[Dataset items]
══════════

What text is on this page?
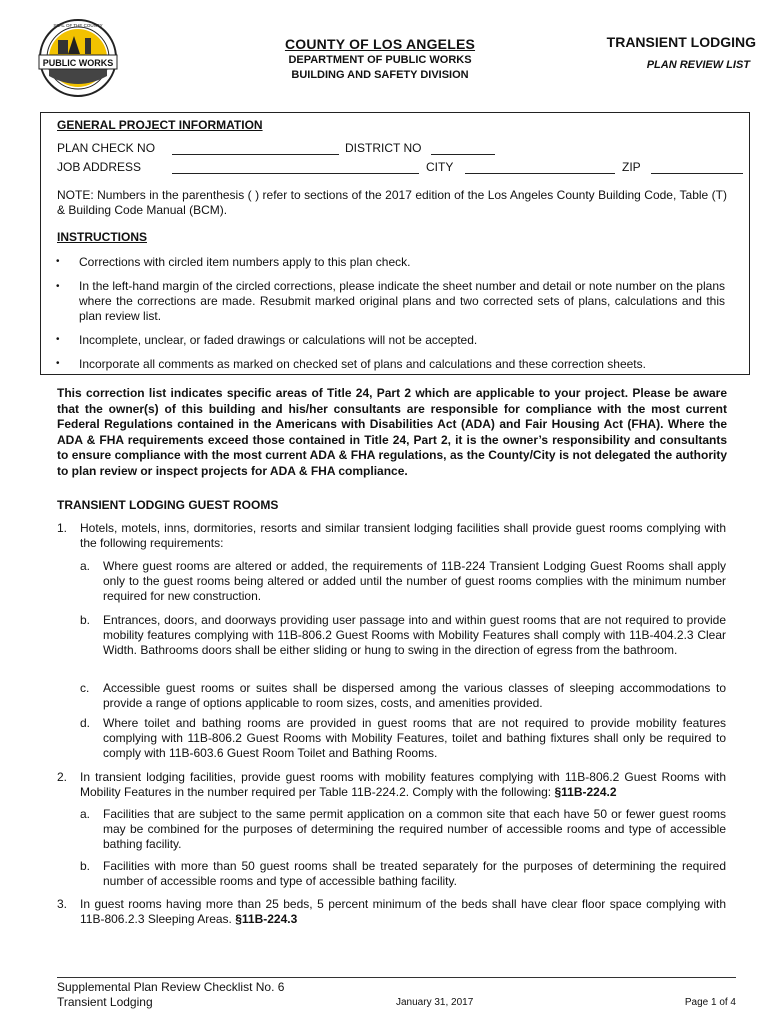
PUBLIC WORKS
SEAL OF THE COUNTY
COUNTY OF LOS ANGELES
DEPARTMENT OF PUBLIC WORKS
BUILDING AND SAFETY DIVISION
TRANSIENT LODGING
PLAN REVIEW LIST
GENERAL PROJECT INFORMATION
PLAN CHECK NO	DISTRICT NO
JOB ADDRESS	CITY	ZIP
NOTE: Numbers in the parenthesis ( ) refer to sections of the 2017 edition of the Los Angeles County Building Code, Table (T) & Building Code Manual (BCM).
INSTRUCTIONS
• Corrections with circled item numbers apply to this plan check.
• In the left-hand margin of the circled corrections, please indicate the sheet number and detail or note number on the plans where the corrections are made. Resubmit marked original plans and two corrected sets of plans, calculations and this plan review list.
• Incomplete, unclear, or faded drawings or calculations will not be accepted.
• Incorporate all comments as marked on checked set of plans and calculations and these correction sheets.
This correction list indicates specific areas of Title 24, Part 2 which are applicable to your project. Please be aware that the owner(s) of this building and his/her consultants are responsible for compliance with the most current Federal Regulations contained in the Americans with Disabilities Act (ADA) and Fair Housing Act (FHA). Where the ADA & FHA requirements exceed those contained in Title 24, Part 2, it is the owner’s responsibility and consultants to ensure compliance with the most current ADA & FHA regulations, as the County/City is not delegated the authority to plan review or inspect projects for ADA & FHA compliance.
TRANSIENT LODGING GUEST ROOMS
1. Hotels, motels, inns, dormitories, resorts and similar transient lodging facilities shall provide guest rooms complying with the following requirements:
a. Where guest rooms are altered or added, the requirements of 11B-224 Transient Lodging Guest Rooms shall apply only to the guest rooms being altered or added until the number of guest rooms complies with the minimum number required for new construction.
b. Entrances, doors, and doorways providing user passage into and within guest rooms that are not required to provide mobility features complying with 11B-806.2 Guest Rooms with Mobility Features shall comply with 11B-404.2.3 Clear Width. Bathrooms doors shall be either sliding or hung to swing in the direction of egress from the bathroom.
c. Accessible guest rooms or suites shall be dispersed among the various classes of sleeping accommodations to provide a range of options applicable to room sizes, costs, and amenities provided.
d. Where toilet and bathing rooms are provided in guest rooms that are not required to provide mobility features complying with 11B-806.2 Guest Rooms with Mobility Features, toilet and bathing fixtures shall only be required to comply with 11B-603.6 Guest Room Toilet and Bathing Rooms.
2. In transient lodging facilities, provide guest rooms with mobility features complying with 11B-806.2 Guest Rooms with Mobility Features in the number required per Table 11B-224.2. Comply with the following: §11B-224.2
a. Facilities that are subject to the same permit application on a common site that each have 50 or fewer guest rooms may be combined for the purposes of determining the required number of accessible rooms and type of accessible bathing facility.
b. Facilities with more than 50 guest rooms shall be treated separately for the purposes of determining the required number of accessible rooms and type of accessible bathing facility.
3. In guest rooms having more than 25 beds, 5 percent minimum of the beds shall have clear floor space complying with 11B-806.2.3 Sleeping Areas. §11B-224.3
Supplemental Plan Review Checklist No. 6
Transient Lodging	January 31, 2017	Page 1 of 4
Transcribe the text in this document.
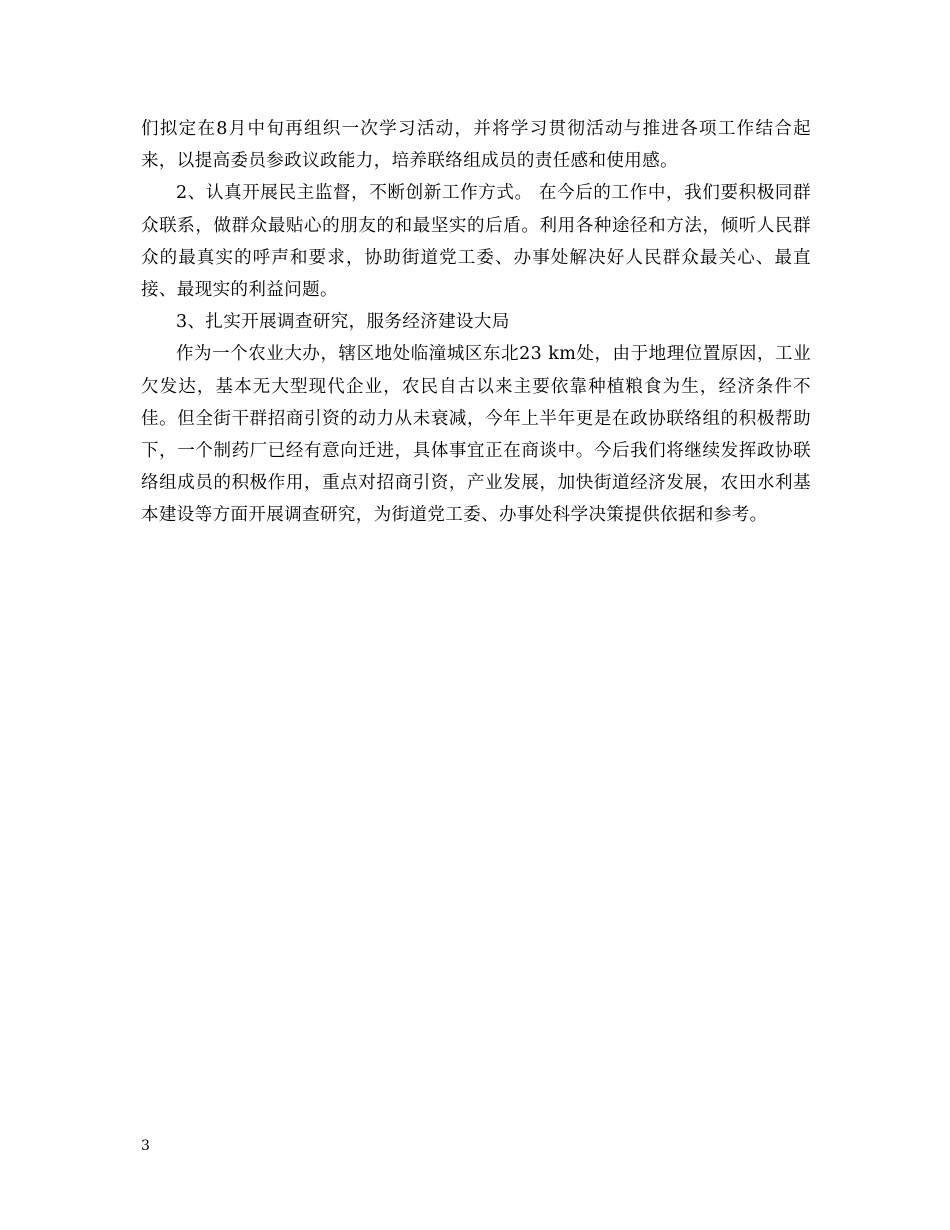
们拟定在8月中旬再组织一次学习活动，并将学习贯彻活动与推进各项工作结合起来，以提高委员参政议政能力，培养联络组成员的责任感和使用感。

2、认真开展民主监督，不断创新工作方式。 在今后的工作中，我们要积极同群众联系，做群众最贴心的朋友的和最坚实的后盾。利用各种途径和方法，倾听人民群众的最真实的呼声和要求，协助街道党工委、办事处解决好人民群众最关心、最直接、最现实的利益问题。

3、扎实开展调查研究，服务经济建设大局

作为一个农业大办，辖区地处临潼城区东北23 km处，由于地理位置原因，工业欠发达，基本无大型现代企业，农民自古以来主要依靠种植粮食为生，经济条件不佳。但全街干群招商引资的动力从未衰减，今年上半年更是在政协联络组的积极帮助下，一个制药厂已经有意向迁进，具体事宜正在商谈中。今后我们将继续发挥政协联络组成员的积极作用，重点对招商引资，产业发展，加快街道经济发展，农田水利基本建设等方面开展调查研究，为街道党工委、办事处科学决策提供依据和参考。

3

══════════

Copy verbatim the span that opens at the line with "Transcribe the text in this document." and closes at the final line of the listing. Do not carry over any pictures.

Transcribe the text in this document.
们拟定在8月中旬再组织一次学习活动，并将学习贯彻活动与推进各项工作结合起来，以提高委员参政议政能力，培养联络组成员的责任感和使用感。

2、认真开展民主监督，不断创新工作方式。 在今后的工作中，我们要积极同群众联系，做群众最贴心的朋友的和最坚实的后盾。利用各种途径和方法，倾听人民群众的最真实的呼声和要求，协助街道党工委、办事处解决好人民群众最关心、最直接、最现实的利益问题。

3、扎实开展调查研究，服务经济建设大局

作为一个农业大办，辖区地处临潼城区东北23 km处，由于地理位置原因，工业欠发达，基本无大型现代企业，农民自古以来主要依靠种植粮食为生，经济条件不佳。但全街干群招商引资的动力从未衰减，今年上半年更是在政协联络组的积极帮助下，一个制药厂已经有意向迁进，具体事宜正在商谈中。今后我们将继续发挥政协联络组成员的积极作用，重点对招商引资，产业发展，加快街道经济发展，农田水利基本建设等方面开展调查研究，为街道党工委、办事处科学决策提供依据和参考。

3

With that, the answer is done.